- **Source records**:
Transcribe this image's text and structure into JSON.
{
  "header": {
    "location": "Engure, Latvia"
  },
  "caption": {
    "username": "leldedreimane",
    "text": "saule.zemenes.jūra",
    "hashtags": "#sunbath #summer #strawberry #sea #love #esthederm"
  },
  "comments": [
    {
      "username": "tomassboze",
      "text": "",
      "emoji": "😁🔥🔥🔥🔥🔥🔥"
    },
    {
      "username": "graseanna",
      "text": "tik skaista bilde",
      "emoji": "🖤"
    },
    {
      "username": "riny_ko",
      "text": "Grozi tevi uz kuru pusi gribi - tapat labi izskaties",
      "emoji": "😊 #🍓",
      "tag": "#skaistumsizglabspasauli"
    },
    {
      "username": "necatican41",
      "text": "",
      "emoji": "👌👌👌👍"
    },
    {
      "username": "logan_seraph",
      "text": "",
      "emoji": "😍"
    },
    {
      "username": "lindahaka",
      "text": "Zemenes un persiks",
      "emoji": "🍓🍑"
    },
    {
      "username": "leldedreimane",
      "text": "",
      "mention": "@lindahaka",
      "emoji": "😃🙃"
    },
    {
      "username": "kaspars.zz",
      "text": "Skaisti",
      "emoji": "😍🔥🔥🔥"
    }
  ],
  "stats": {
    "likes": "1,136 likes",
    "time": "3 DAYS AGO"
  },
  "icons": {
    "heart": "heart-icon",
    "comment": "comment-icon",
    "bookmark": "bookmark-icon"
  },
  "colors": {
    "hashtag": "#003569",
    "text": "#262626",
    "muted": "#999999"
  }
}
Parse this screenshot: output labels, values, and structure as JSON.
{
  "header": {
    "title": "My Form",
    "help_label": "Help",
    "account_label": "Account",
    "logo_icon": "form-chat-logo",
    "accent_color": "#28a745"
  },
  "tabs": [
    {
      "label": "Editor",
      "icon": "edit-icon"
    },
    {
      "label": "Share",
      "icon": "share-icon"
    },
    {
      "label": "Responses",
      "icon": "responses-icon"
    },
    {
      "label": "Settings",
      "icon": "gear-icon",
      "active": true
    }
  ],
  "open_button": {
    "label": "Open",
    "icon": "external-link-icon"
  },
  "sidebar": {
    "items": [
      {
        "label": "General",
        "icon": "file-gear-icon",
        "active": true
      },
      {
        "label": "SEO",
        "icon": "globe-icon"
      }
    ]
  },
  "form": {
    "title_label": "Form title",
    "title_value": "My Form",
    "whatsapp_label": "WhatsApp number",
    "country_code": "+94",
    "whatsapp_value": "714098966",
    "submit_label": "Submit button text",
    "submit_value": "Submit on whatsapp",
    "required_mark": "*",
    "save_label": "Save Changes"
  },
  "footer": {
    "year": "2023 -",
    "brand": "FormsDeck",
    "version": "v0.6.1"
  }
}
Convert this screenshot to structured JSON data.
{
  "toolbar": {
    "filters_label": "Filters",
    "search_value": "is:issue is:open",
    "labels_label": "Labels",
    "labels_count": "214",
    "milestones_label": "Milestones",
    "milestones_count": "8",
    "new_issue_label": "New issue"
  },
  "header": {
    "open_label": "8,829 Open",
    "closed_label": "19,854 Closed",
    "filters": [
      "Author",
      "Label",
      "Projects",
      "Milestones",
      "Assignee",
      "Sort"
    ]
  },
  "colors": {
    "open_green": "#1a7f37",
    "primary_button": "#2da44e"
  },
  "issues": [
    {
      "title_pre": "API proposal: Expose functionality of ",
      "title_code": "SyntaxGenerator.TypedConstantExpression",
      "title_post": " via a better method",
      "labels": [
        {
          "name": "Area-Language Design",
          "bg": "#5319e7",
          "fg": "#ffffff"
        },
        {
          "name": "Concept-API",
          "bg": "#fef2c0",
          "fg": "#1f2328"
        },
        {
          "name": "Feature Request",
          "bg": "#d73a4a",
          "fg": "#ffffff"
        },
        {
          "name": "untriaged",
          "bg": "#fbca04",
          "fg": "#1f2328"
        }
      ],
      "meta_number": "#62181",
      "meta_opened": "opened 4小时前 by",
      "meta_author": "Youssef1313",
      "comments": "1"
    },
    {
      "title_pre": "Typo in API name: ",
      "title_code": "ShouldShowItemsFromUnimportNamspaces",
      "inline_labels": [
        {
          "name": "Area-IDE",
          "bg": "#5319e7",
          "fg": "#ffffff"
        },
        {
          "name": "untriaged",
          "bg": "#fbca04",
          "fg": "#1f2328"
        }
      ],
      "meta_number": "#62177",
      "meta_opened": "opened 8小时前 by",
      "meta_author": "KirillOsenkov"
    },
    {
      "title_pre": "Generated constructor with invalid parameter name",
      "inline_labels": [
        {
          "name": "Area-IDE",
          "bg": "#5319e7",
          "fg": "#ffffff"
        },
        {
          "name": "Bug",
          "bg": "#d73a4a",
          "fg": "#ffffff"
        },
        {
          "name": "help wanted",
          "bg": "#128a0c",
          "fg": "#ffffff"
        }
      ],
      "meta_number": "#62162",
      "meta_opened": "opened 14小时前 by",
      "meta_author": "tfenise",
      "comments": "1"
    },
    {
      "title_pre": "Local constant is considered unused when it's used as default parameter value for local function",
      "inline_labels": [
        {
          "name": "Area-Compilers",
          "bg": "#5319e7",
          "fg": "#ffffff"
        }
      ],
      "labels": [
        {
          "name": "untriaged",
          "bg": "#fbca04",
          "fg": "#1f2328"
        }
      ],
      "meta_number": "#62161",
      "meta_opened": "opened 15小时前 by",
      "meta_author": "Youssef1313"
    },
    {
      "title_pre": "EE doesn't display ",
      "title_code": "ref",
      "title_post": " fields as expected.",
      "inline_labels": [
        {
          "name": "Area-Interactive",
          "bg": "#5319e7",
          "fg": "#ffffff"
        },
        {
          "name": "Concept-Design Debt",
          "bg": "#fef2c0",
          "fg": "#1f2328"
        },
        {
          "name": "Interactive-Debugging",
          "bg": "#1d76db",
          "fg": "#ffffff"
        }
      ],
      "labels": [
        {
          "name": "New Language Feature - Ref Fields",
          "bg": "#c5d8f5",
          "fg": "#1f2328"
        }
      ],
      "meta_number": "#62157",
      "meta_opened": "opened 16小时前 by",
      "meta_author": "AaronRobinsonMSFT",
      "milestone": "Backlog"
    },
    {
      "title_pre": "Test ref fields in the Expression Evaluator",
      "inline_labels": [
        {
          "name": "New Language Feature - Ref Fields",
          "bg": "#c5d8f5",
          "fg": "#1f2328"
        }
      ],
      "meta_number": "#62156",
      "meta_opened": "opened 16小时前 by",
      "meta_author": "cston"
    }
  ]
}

- **What the task requires**:
Copy each line of the listing that holds the word "parameter".

- **Complete answer**:
      "title_pre": "Generated constructor with invalid parameter name",
      "title_pre": "Local constant is considered unused when it's used as default parameter value for local function",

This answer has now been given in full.